## Problem requirements
Collect from the data below each line with "Bergkrystall".

## Data records
________________________
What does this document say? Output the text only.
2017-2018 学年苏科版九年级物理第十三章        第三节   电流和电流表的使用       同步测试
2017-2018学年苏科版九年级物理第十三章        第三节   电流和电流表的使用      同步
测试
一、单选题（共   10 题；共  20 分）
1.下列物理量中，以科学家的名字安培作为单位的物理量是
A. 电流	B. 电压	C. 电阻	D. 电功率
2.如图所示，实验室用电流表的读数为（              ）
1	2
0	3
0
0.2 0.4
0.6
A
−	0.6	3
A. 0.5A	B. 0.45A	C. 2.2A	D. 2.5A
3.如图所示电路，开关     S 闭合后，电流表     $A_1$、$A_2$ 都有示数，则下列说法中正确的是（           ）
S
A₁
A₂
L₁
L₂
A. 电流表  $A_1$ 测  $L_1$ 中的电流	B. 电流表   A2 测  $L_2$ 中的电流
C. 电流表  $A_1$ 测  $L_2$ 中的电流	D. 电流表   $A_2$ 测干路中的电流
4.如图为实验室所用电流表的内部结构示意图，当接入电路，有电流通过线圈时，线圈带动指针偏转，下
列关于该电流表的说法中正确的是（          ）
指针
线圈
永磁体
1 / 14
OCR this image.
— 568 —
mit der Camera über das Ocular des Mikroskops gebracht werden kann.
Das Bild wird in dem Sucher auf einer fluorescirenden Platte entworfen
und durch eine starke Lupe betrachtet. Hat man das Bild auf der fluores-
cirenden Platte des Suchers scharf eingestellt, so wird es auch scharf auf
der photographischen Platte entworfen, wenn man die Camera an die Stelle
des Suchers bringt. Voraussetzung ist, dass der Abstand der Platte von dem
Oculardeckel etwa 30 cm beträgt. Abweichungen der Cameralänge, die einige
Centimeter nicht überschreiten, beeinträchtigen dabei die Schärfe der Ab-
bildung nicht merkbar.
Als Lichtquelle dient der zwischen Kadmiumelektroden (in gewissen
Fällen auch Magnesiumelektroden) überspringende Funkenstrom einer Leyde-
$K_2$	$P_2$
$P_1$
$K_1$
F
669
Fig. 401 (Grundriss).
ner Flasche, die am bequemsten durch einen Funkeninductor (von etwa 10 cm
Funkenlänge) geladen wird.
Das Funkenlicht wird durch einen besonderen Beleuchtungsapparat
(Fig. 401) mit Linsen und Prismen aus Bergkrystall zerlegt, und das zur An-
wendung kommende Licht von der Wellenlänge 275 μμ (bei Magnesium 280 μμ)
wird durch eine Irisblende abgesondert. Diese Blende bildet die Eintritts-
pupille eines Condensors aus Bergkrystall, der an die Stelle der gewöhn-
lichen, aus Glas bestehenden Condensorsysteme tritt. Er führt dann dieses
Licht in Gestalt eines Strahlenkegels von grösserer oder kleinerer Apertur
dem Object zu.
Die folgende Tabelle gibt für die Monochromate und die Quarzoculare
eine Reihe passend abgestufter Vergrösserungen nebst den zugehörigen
________________________
## Right answer
(Fig. 401) mit Linsen und Prismen aus Bergkrystall zerlegt, und das zur An-
pupille eines Condensors aus Bergkrystall, der an die Stelle der gewöhn-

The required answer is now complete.